### MATERIAL SHOWN ###
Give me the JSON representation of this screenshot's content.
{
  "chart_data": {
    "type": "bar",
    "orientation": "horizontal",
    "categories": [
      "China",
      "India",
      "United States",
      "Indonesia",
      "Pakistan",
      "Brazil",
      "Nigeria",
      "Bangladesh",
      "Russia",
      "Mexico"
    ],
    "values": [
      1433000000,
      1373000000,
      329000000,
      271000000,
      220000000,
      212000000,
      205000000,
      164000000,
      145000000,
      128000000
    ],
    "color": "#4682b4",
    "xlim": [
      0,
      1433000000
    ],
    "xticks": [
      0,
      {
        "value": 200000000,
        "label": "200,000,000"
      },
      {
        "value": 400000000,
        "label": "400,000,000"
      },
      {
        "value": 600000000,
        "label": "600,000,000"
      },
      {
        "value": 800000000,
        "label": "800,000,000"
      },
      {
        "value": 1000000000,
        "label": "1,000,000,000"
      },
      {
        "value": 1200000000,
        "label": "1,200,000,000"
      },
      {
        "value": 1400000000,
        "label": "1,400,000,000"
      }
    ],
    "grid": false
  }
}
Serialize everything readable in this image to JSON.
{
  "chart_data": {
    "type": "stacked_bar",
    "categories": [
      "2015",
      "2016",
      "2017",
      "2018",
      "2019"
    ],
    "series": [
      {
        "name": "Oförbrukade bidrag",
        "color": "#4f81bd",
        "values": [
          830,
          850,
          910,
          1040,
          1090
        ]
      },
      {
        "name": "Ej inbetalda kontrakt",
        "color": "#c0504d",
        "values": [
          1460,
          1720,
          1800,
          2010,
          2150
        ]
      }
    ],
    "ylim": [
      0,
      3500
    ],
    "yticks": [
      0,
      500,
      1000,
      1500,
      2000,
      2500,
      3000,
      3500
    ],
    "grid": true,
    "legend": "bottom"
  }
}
###
* **GIVEN INSTRUCTION**
Recopy the entries above exactly, with every line included.

* **SOLUTION BELOW**
Give me the JSON representation of this screenshot's content.
{
  "chart_data": {
    "type": "bar",
    "orientation": "horizontal",
    "categories": [
      "China",
      "India",
      "United States",
      "Indonesia",
      "Pakistan",
      "Brazil",
      "Nigeria",
      "Bangladesh",
      "Russia",
      "Mexico"
    ],
    "values": [
      1433000000,
      1373000000,
      329000000,
      271000000,
      220000000,
      212000000,
      205000000,
      164000000,
      145000000,
      128000000
    ],
    "color": "#4682b4",
    "xlim": [
      0,
      1433000000
    ],
    "xticks": [
      0,
      {
        "value": 200000000,
        "label": "200,000,000"
      },
      {
        "value": 400000000,
        "label": "400,000,000"
      },
      {
        "value": 600000000,
        "label": "600,000,000"
      },
      {
        "value": 800000000,
        "label": "800,000,000"
      },
      {
        "value": 1000000000,
        "label": "1,000,000,000"
      },
      {
        "value": 1200000000,
        "label": "1,200,000,000"
      },
      {
        "value": 1400000000,
        "label": "1,400,000,000"
      }
    ],
    "grid": false
  }
}
Serialize everything readable in this image to JSON.
{
  "chart_data": {
    "type": "stacked_bar",
    "categories": [
      "2015",
      "2016",
      "2017",
      "2018",
      "2019"
    ],
    "series": [
      {
        "name": "Oförbrukade bidrag",
        "color": "#4f81bd",
        "values": [
          830,
          850,
          910,
          1040,
          1090
        ]
      },
      {
        "name": "Ej inbetalda kontrakt",
        "color": "#c0504d",
        "values": [
          1460,
          1720,
          1800,
          2010,
          2150
        ]
      }
    ],
    "ylim": [
      0,
      3500
    ],
    "yticks": [
      0,
      500,
      1000,
      1500,
      2000,
      2500,
      3000,
      3500
    ],
    "grid": true,
    "legend": "bottom"
  }
}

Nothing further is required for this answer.